Home is Where the Financial Hell Resides

Article on front page of the AZ Republic regarding the increasing number of foreclosures.

Key graph:

"It has become more of an equity problem than a subprime problem," said Tom Ruff, a real-estate analyst with Information Market.

Some thoughts...

Two years ago, a couple bought the house down my street for $575,000. The house is back on the market for $399,000. That means that given closing costs in the neighborhood of $30,000 or so that the couple in question is around $200,000 underwater.

I am a big fan of honoring one's financial responsibilities, but that couple isn't seeing positive equity in that house until well after the end of the second Obama Administration. They also put little money down. So why not hand the keys back to the bank and walk away? Why not give into foreclosure?

In fact there are several houses in my immediate neighborhood where the resident families are facing similar situations of negative equity. Why shouldn't there be a mass default on mortgages?

--- TASKS TO PERFORM ---
- a) Quote from the foreclosure post the part that opens with the words containing "Home is Where" and closes with "around $200,000 underwater.", copying it word for word.
- b) Continue the foreclosure post from the point where it stops.

--- DATA ---

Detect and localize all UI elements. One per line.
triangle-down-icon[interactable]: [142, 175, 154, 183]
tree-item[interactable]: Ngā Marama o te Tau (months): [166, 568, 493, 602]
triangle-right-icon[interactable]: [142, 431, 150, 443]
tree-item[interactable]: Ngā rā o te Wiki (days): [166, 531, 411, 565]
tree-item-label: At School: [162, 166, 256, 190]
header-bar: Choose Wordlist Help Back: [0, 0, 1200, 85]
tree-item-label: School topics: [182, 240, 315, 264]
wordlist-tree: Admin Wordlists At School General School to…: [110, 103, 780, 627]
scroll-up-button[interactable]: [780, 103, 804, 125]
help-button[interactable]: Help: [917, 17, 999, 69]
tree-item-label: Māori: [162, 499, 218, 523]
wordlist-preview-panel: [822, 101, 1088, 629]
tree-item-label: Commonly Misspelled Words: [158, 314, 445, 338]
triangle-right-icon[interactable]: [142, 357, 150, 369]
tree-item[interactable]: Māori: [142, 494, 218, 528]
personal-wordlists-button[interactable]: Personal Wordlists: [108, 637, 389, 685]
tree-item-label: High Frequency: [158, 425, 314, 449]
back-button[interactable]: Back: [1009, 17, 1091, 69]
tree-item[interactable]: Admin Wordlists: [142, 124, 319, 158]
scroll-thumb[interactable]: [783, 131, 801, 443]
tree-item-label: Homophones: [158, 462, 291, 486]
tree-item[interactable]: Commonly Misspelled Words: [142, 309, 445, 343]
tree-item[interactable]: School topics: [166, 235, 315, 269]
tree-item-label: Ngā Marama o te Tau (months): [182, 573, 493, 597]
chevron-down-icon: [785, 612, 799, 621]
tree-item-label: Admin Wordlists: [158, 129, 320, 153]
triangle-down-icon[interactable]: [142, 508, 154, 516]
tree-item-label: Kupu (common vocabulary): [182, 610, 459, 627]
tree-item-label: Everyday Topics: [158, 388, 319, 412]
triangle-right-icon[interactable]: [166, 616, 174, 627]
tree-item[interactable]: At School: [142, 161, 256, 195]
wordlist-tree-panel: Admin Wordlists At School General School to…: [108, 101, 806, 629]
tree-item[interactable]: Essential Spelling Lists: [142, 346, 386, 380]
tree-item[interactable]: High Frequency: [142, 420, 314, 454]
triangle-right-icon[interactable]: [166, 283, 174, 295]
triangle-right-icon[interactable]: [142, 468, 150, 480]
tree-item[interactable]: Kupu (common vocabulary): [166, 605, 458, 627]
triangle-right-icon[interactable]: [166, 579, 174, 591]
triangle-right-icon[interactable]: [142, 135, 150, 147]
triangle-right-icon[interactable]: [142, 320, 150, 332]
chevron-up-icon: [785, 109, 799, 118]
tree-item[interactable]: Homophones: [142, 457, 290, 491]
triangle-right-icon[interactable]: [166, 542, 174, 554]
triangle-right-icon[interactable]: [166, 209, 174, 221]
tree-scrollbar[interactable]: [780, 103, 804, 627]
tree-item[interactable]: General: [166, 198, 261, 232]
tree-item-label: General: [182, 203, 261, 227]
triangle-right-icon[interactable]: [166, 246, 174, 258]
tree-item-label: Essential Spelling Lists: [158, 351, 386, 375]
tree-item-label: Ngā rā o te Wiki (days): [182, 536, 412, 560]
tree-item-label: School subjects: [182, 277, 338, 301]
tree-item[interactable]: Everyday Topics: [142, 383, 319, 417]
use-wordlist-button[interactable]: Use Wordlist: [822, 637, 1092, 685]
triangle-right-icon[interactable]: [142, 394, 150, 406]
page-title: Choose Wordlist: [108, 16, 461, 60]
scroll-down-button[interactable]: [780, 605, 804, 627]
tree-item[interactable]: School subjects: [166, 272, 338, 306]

--- EXPECTED ANSWERS ---
- a)
Home is Where the Financial Hell Resides

Article on front page of the AZ Republic regarding the increasing number of foreclosures.

Key graph:

"It has become more of an equity problem than a subprime problem," said Tom Ruff, a real-estate analyst with Information Market.

Some thoughts...

Two years ago, a couple bought the house down my street for $575,000. The house is back on the market for $399,000. That means that given closing costs in the neighborhood of $30,000 or so that the couple in question is around $200,000 underwater.

- b)
A bunch of economists from the Federal Reserve Bank of Boston say that based on past evidence, that they don't expect such a mass default. Looking at the history of similar drop in housing value in Massachusetts in the 1990s, they state that negative equity must be accompanied by cash-flow problems significant enough to impact the family's ability to pay the mortgage. Otherwise they contend that the family will stay put due to other factors such as desire to remain in the community and keep their kids in the same school.

A piece last year from the W.P. Carey School of Business at ASU wondered by the high rate of foreclosure wasn't accompanied by a similar rise in bankruptcies. One possible reason? Houses aren't owned by the same people who reside there...

W. P. Carey School Research Economist Dawn McLaren said that in the bubble areas, where housing appreciation -- and, now, depreciation and foreclosures -- was highest, 20 to 30 percent of homes were owned by investors.

And now, a lot of the homes that are being foreclosed on are owned by investors, said Haines.

So here's my question... with foreclosures hitting record levels in the Valley how many of the properties are owned by investors and how many are because of negative equity instead of cash flow issues?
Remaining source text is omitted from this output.